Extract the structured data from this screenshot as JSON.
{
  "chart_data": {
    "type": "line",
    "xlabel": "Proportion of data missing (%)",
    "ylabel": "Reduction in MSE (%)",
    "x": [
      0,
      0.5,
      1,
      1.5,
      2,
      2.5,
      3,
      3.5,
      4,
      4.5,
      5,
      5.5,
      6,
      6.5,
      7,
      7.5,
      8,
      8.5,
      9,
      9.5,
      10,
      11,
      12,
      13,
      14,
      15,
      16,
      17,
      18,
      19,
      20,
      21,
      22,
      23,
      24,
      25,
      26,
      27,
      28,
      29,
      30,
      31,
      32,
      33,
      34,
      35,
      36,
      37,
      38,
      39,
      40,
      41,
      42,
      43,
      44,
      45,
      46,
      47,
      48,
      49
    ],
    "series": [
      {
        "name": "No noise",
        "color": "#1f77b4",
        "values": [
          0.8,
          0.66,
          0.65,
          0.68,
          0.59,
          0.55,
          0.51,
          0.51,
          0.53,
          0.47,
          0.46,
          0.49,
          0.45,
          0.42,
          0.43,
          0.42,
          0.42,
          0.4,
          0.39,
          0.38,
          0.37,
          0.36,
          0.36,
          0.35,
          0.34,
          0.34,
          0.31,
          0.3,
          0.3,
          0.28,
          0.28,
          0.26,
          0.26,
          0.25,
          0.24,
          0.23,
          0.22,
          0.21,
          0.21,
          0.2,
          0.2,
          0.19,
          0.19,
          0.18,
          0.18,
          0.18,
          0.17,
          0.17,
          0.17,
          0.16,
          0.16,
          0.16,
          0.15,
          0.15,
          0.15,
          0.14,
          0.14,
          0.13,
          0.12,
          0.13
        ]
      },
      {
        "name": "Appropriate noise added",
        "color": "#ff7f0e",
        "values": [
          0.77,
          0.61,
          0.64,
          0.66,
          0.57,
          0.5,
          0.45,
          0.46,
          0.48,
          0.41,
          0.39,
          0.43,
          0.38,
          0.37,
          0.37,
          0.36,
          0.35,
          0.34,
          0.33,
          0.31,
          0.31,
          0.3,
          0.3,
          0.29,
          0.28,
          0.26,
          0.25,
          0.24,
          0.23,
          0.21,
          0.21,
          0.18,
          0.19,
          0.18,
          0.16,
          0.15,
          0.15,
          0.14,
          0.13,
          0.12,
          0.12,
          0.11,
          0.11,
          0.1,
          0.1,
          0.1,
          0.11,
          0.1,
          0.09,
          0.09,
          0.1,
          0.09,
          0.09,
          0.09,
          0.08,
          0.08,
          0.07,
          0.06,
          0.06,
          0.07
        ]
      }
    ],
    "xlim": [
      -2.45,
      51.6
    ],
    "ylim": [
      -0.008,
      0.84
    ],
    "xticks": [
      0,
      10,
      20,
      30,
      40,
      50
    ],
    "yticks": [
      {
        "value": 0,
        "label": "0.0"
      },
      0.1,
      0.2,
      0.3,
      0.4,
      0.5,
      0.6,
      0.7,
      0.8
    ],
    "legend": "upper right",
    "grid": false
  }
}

:: Short task ::
Return all the data above once more, precisely as given.

:: Task result ::
Extract the structured data from this screenshot as JSON.
{
  "chart_data": {
    "type": "line",
    "xlabel": "Proportion of data missing (%)",
    "ylabel": "Reduction in MSE (%)",
    "x": [
      0,
      0.5,
      1,
      1.5,
      2,
      2.5,
      3,
      3.5,
      4,
      4.5,
      5,
      5.5,
      6,
      6.5,
      7,
      7.5,
      8,
      8.5,
      9,
      9.5,
      10,
      11,
      12,
      13,
      14,
      15,
      16,
      17,
      18,
      19,
      20,
      21,
      22,
      23,
      24,
      25,
      26,
      27,
      28,
      29,
      30,
      31,
      32,
      33,
      34,
      35,
      36,
      37,
      38,
      39,
      40,
      41,
      42,
      43,
      44,
      45,
      46,
      47,
      48,
      49
    ],
    "series": [
      {
        "name": "No noise",
        "color": "#1f77b4",
        "values": [
          0.8,
          0.66,
          0.65,
          0.68,
          0.59,
          0.55,
          0.51,
          0.51,
          0.53,
          0.47,
          0.46,
          0.49,
          0.45,
          0.42,
          0.43,
          0.42,
          0.42,
          0.4,
          0.39,
          0.38,
          0.37,
          0.36,
          0.36,
          0.35,
          0.34,
          0.34,
          0.31,
          0.3,
          0.3,
          0.28,
          0.28,
          0.26,
          0.26,
          0.25,
          0.24,
          0.23,
          0.22,
          0.21,
          0.21,
          0.2,
          0.2,
          0.19,
          0.19,
          0.18,
          0.18,
          0.18,
          0.17,
          0.17,
          0.17,
          0.16,
          0.16,
          0.16,
          0.15,
          0.15,
          0.15,
          0.14,
          0.14,
          0.13,
          0.12,
          0.13
        ]
      },
      {
        "name": "Appropriate noise added",
        "color": "#ff7f0e",
        "values": [
          0.77,
          0.61,
          0.64,
          0.66,
          0.57,
          0.5,
          0.45,
          0.46,
          0.48,
          0.41,
          0.39,
          0.43,
          0.38,
          0.37,
          0.37,
          0.36,
          0.35,
          0.34,
          0.33,
          0.31,
          0.31,
          0.3,
          0.3,
          0.29,
          0.28,
          0.26,
          0.25,
          0.24,
          0.23,
          0.21,
          0.21,
          0.18,
          0.19,
          0.18,
          0.16,
          0.15,
          0.15,
          0.14,
          0.13,
          0.12,
          0.12,
          0.11,
          0.11,
          0.1,
          0.1,
          0.1,
          0.11,
          0.1,
          0.09,
          0.09,
          0.1,
          0.09,
          0.09,
          0.09,
          0.08,
          0.08,
          0.07,
          0.06,
          0.06,
          0.07
        ]
      }
    ],
    "xlim": [
      -2.45,
      51.6
    ],
    "ylim": [
      -0.008,
      0.84
    ],
    "xticks": [
      0,
      10,
      20,
      30,
      40,
      50
    ],
    "yticks": [
      {
        "value": 0,
        "label": "0.0"
      },
      0.1,
      0.2,
      0.3,
      0.4,
      0.5,
      0.6,
      0.7,
      0.8
    ],
    "legend": "upper right",
    "grid": false
  }
}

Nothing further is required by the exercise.